## Written instruction
Wherever the string "Europe" occurs in a line of these records, report that line.

## Stored rows
——————————

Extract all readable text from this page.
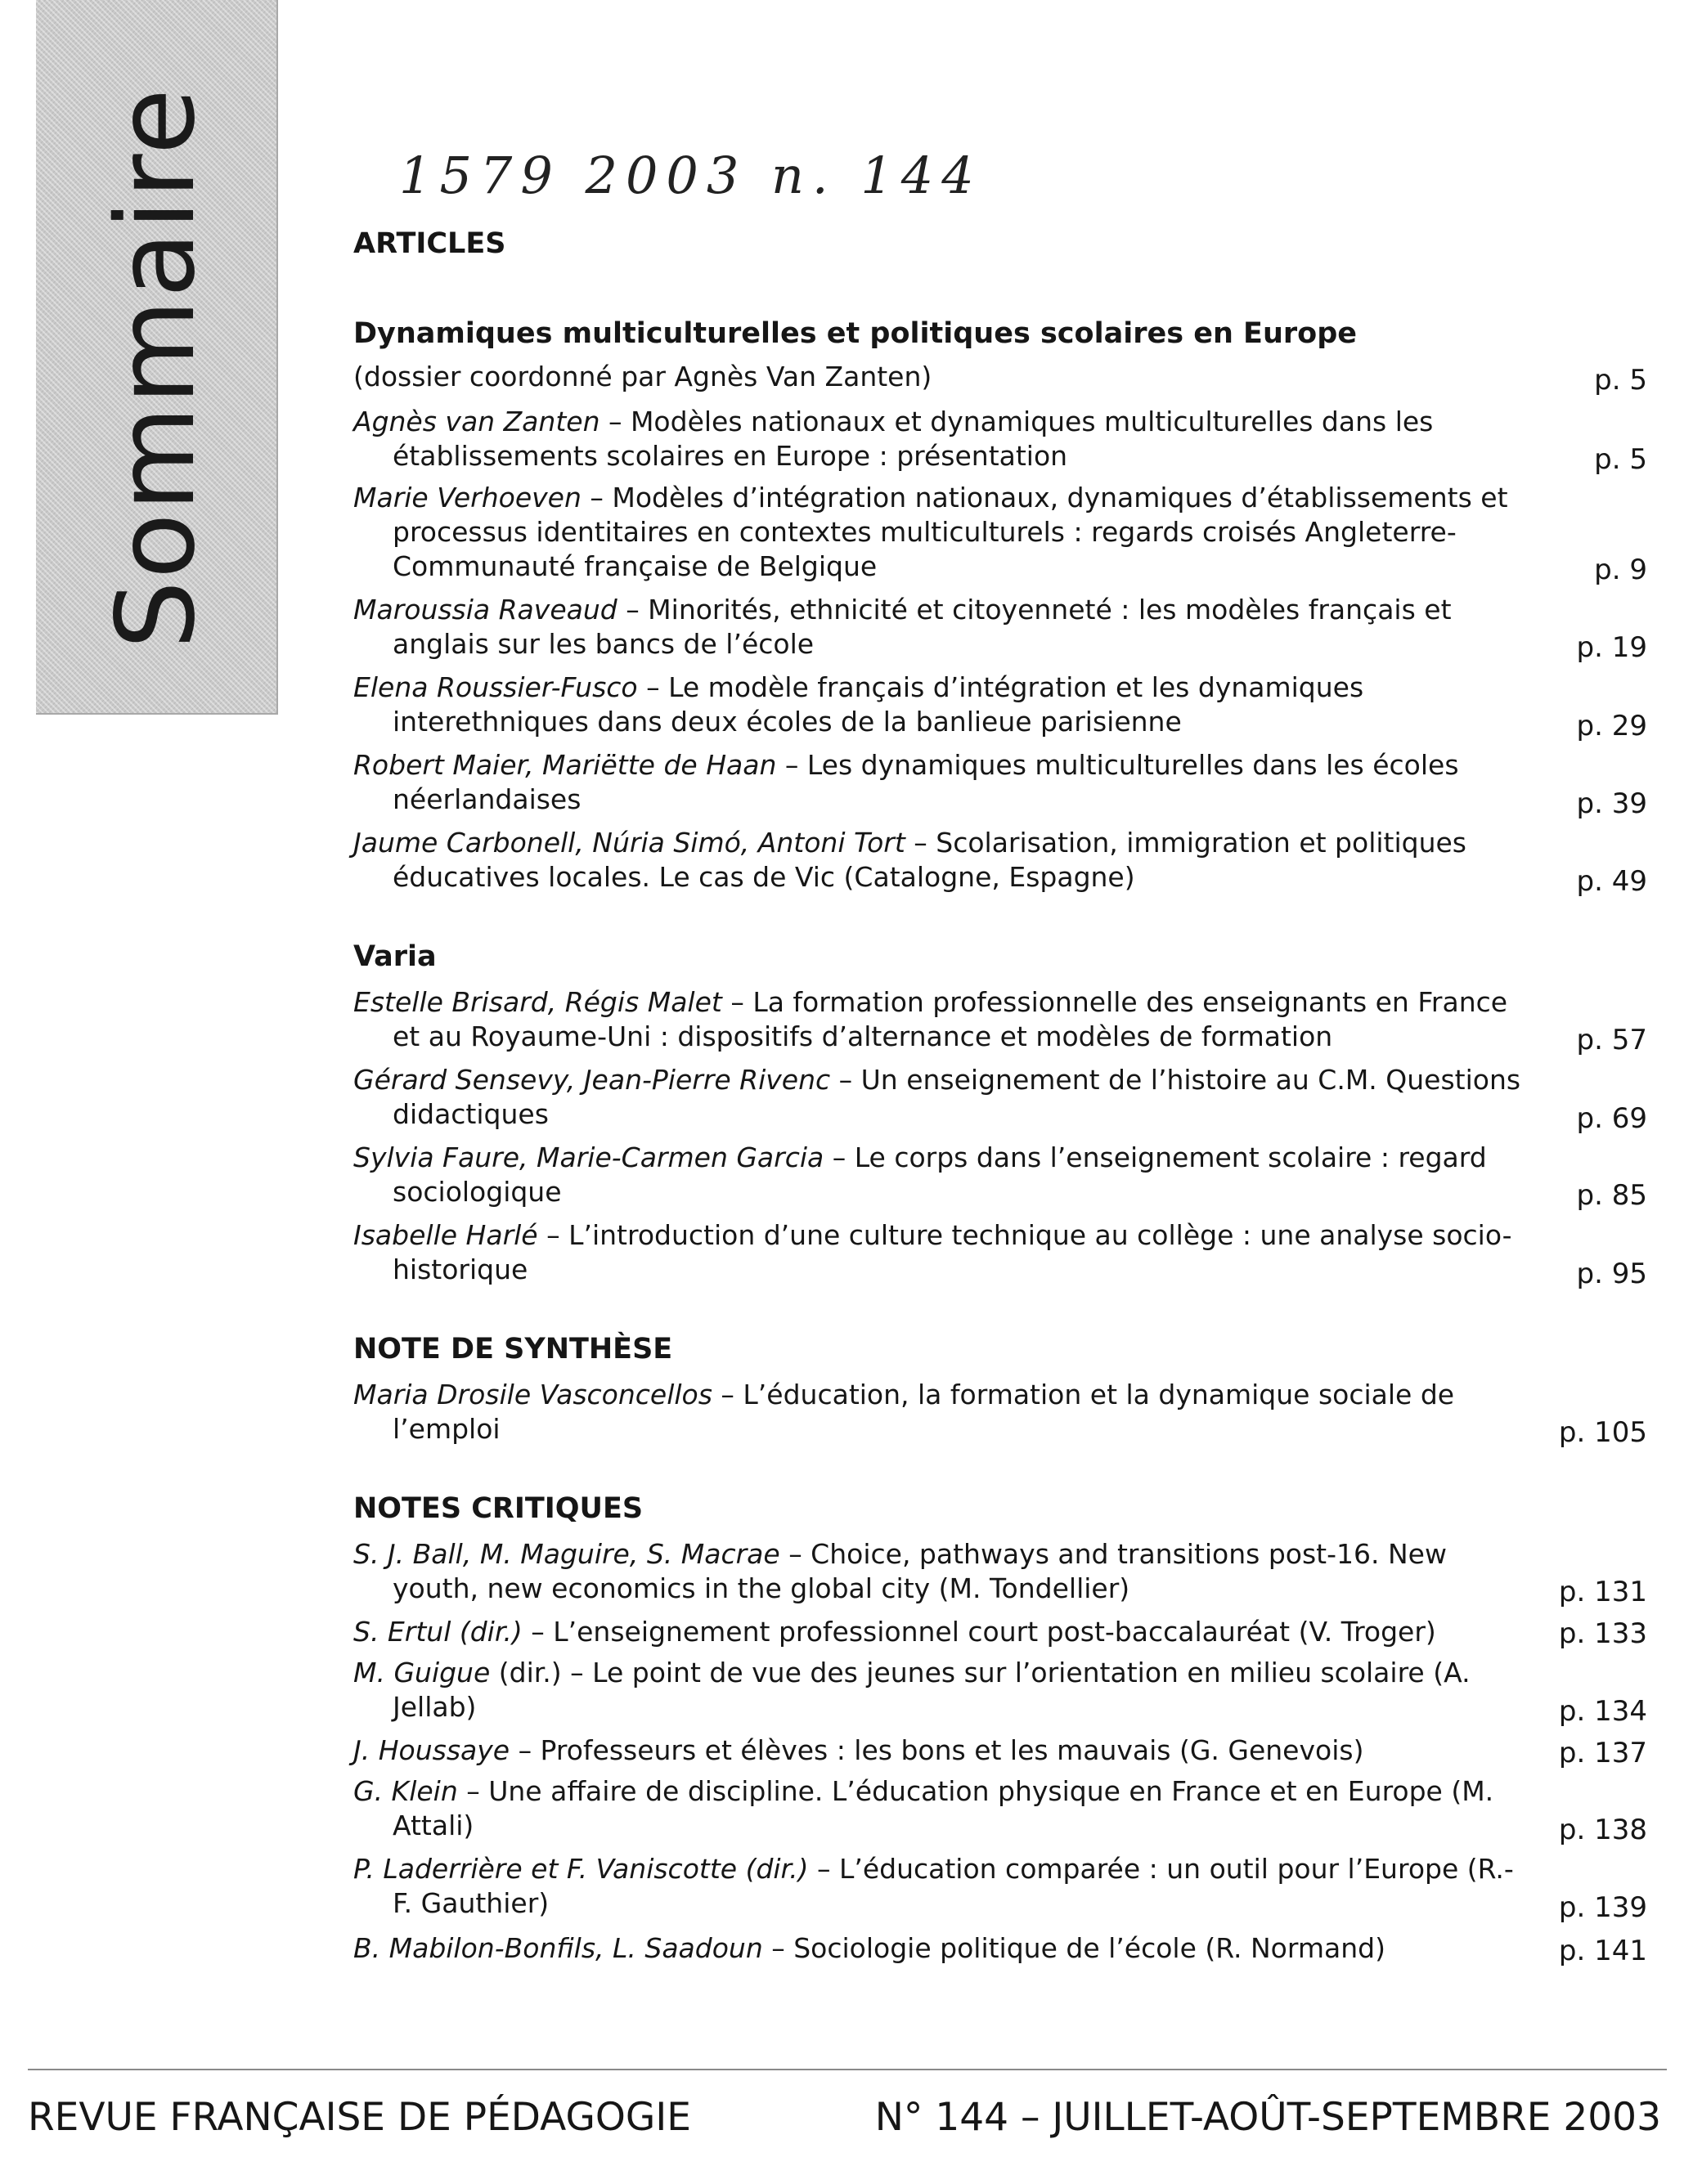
Sommaire	1579 2003 n. 144
ARTICLES
Dynamiques multiculturelles et politiques scolaires en Europe
(dossier coordonné par Agnès Van Zanten)	p. 5
Agnès van Zanten – Modèles nationaux et dynamiques multiculturelles dans les établissements scolaires en Europe : présentation	p. 5
Marie Verhoeven – Modèles d’intégration nationaux, dynamiques d’établissements et processus identitaires en contextes multiculturels : regards croisés Angleterre-Communauté française de Belgique	p. 9
Maroussia Raveaud – Minorités, ethnicité et citoyenneté : les modèles français et anglais sur les bancs de l’école	p. 19
Elena Roussier-Fusco – Le modèle français d’intégration et les dynamiques interethniques dans deux écoles de la banlieue parisienne	p. 29
Robert Maier, Mariëtte de Haan – Les dynamiques multiculturelles dans les écoles néerlandaises	p. 39
Jaume Carbonell, Núria Simó, Antoni Tort – Scolarisation, immigration et politiques éducatives locales. Le cas de Vic (Catalogne, Espagne)	p. 49
Varia
Estelle Brisard, Régis Malet – La formation professionnelle des enseignants en France et au Royaume-Uni : dispositifs d’alternance et modèles de formation	p. 57
Gérard Sensevy, Jean-Pierre Rivenc – Un enseignement de l’histoire au C.M. Questions didactiques	p. 69
Sylvia Faure, Marie-Carmen Garcia – Le corps dans l’enseignement scolaire : regard sociologique	p. 85
Isabelle Harlé – L’introduction d’une culture technique au collège : une analyse socio-historique	p. 95
NOTE DE SYNTHÈSE
Maria Drosile Vasconcellos – L’éducation, la formation et la dynamique sociale de l’emploi	p. 105
NOTES CRITIQUES
S. J. Ball, M. Maguire, S. Macrae – Choice, pathways and transitions post-16. New youth, new economics in the global city (M. Tondellier)	p. 131
S. Ertul (dir.) – L’enseignement professionnel court post-baccalauréat (V. Troger)	p. 133
M. Guigue (dir.) – Le point de vue des jeunes sur l’orientation en milieu scolaire (A. Jellab)	p. 134
J. Houssaye – Professeurs et élèves : les bons et les mauvais (G. Genevois)	p. 137
G. Klein – Une affaire de discipline. L’éducation physique en France et en Europe (M. Attali)	p. 138
P. Laderrière et F. Vaniscotte (dir.) – L’éducation comparée : un outil pour l’Europe (R.-F. Gauthier)	p. 139
B. Mabilon-Bonfils, L. Saadoun – Sociologie politique de l’école (R. Normand)	p. 141
REVUE FRANÇAISE DE PÉDAGOGIE	N° 144 – JUILLET-AOÛT-SEPTEMBRE 2003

——————————

## Result of the exercise
Dynamiques multiculturelles et politiques scolaires en Europe
Agnès van Zanten – Modèles nationaux et dynamiques multiculturelles dans les établissements scolaires en Europe : présentation	p. 5
G. Klein – Une affaire de discipline. L’éducation physique en France et en Europe (M. Attali)	p. 138
P. Laderrière et F. Vaniscotte (dir.) – L’éducation comparée : un outil pour l’Europe (R.-F. Gauthier)	p. 139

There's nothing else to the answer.